— BEGIN RECORD EXCERPTS —

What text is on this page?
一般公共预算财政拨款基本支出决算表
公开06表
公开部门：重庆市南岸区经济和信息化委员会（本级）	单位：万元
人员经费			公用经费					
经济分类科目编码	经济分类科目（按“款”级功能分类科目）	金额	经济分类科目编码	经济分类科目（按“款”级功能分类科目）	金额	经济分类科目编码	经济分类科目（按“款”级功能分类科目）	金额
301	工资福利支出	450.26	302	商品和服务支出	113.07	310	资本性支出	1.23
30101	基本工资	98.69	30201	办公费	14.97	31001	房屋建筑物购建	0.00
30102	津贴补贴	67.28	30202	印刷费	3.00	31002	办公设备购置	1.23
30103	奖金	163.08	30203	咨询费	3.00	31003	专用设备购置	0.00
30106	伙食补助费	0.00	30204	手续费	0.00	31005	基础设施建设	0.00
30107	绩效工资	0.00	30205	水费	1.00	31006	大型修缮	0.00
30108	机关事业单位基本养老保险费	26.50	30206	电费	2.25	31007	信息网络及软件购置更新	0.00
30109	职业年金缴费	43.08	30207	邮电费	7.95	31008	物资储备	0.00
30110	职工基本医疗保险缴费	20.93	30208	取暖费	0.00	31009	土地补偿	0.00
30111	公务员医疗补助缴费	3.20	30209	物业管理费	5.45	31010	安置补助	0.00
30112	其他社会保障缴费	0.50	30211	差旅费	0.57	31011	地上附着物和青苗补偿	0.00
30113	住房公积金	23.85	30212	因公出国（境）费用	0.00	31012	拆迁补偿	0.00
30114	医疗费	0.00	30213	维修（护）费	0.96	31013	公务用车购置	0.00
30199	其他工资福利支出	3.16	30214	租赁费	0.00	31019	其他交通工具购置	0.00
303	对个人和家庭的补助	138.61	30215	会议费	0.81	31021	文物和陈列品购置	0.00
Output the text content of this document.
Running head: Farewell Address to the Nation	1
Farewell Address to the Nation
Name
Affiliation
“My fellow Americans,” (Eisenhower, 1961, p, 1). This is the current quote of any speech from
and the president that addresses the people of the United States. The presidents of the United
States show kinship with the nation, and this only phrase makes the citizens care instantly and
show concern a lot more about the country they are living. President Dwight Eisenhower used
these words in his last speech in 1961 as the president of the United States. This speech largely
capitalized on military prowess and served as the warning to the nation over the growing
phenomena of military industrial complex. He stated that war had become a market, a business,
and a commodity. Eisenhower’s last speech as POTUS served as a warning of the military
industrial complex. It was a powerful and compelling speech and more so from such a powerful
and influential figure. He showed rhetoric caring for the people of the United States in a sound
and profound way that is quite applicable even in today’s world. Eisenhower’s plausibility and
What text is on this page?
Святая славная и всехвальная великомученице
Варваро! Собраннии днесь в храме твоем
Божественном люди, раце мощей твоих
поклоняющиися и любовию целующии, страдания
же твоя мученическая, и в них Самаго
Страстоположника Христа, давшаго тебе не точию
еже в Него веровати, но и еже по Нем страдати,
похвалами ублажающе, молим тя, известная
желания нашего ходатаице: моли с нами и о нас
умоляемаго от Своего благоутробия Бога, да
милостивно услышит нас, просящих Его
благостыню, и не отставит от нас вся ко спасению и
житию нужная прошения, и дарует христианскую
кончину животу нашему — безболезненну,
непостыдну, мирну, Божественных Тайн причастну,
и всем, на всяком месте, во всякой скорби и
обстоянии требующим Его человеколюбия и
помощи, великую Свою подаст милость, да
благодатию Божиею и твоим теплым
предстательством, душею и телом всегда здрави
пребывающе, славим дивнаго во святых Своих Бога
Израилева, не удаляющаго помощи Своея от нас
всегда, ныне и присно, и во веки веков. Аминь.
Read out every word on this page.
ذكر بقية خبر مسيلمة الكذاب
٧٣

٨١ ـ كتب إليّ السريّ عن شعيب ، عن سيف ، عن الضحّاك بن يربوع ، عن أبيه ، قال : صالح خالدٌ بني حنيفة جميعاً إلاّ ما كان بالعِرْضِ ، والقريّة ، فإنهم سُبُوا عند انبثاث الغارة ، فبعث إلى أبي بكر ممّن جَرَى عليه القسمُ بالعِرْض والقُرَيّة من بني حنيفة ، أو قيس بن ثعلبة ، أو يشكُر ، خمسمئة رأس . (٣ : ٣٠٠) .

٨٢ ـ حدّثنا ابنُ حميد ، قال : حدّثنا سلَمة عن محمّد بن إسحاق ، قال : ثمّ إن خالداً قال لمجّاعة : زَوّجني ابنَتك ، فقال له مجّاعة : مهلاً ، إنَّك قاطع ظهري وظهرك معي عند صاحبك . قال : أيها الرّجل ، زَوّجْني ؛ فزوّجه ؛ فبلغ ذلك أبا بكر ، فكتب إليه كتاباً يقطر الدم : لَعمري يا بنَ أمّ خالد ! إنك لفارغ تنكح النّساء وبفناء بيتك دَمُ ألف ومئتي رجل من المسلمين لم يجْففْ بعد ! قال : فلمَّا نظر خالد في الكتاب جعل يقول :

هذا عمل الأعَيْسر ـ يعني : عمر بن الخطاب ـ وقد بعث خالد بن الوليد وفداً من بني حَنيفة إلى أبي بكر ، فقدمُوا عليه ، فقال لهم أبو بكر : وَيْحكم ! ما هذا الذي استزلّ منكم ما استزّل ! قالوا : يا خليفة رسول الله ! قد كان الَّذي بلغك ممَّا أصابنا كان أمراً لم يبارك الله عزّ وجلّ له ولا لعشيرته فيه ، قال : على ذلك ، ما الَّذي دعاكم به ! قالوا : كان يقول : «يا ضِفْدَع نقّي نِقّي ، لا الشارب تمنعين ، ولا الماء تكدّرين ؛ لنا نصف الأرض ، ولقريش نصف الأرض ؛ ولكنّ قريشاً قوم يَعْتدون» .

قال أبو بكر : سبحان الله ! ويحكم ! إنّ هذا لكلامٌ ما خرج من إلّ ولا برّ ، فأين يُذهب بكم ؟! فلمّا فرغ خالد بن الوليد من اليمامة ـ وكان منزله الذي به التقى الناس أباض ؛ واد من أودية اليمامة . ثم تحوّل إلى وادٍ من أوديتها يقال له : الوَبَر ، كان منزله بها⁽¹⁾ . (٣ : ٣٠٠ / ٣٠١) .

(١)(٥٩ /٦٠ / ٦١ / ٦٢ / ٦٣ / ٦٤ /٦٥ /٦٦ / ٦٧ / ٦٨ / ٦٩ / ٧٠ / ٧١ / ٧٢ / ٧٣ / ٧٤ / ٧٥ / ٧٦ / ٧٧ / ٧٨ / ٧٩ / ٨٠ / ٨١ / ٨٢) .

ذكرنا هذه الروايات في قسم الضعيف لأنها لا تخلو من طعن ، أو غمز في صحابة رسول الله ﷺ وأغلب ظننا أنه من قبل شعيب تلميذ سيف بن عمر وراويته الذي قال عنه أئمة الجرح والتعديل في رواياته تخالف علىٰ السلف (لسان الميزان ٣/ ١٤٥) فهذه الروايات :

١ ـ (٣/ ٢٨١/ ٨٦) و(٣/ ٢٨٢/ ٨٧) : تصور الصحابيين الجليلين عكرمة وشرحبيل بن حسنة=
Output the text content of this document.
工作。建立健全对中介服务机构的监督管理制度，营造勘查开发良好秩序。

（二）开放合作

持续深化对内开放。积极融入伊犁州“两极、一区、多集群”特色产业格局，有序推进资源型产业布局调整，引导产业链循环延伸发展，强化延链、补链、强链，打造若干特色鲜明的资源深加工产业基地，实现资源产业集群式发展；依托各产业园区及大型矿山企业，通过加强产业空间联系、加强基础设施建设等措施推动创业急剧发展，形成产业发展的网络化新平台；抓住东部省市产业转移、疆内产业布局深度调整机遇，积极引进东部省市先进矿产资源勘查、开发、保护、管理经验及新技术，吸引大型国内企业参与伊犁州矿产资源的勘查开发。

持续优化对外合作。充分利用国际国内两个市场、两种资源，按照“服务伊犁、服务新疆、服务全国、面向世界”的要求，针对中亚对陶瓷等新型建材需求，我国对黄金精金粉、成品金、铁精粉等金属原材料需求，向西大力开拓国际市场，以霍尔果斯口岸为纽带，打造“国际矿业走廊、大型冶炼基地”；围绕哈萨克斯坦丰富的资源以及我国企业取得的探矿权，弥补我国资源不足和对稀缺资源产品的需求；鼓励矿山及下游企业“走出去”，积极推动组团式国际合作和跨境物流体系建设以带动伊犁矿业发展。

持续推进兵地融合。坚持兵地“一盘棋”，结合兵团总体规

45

— END RECORD EXCERPTS —

TASK: Find how many lines of the material carry the string "warning". Only the number should be in the answer.

COMPLETED EXERCISE: 2